:: INSTRUCTIONS TO FOLLOW ::
Every line that holds the string "据此回答" is to be identified and copied.

— begin DATASET CONTENT —

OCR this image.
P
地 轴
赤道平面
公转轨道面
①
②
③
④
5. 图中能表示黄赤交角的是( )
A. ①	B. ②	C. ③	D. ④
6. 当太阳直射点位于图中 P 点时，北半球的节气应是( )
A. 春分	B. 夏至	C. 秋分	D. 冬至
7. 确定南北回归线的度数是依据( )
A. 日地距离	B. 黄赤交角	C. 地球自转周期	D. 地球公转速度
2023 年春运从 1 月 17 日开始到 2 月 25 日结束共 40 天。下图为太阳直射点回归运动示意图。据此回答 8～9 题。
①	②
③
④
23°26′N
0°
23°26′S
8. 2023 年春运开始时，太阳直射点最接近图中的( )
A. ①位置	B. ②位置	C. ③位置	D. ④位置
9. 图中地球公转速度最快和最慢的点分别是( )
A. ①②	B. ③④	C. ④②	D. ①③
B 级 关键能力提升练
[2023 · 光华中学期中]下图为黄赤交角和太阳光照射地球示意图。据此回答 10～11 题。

— end DATASET CONTENT —

:: FINISHED TASK ::
2023 年春运从 1 月 17 日开始到 2 月 25 日结束共 40 天。下图为太阳直射点回归运动示意图。据此回答 8～9 题。
[2023 · 光华中学期中]下图为黄赤交角和太阳光照射地球示意图。据此回答 10～11 题。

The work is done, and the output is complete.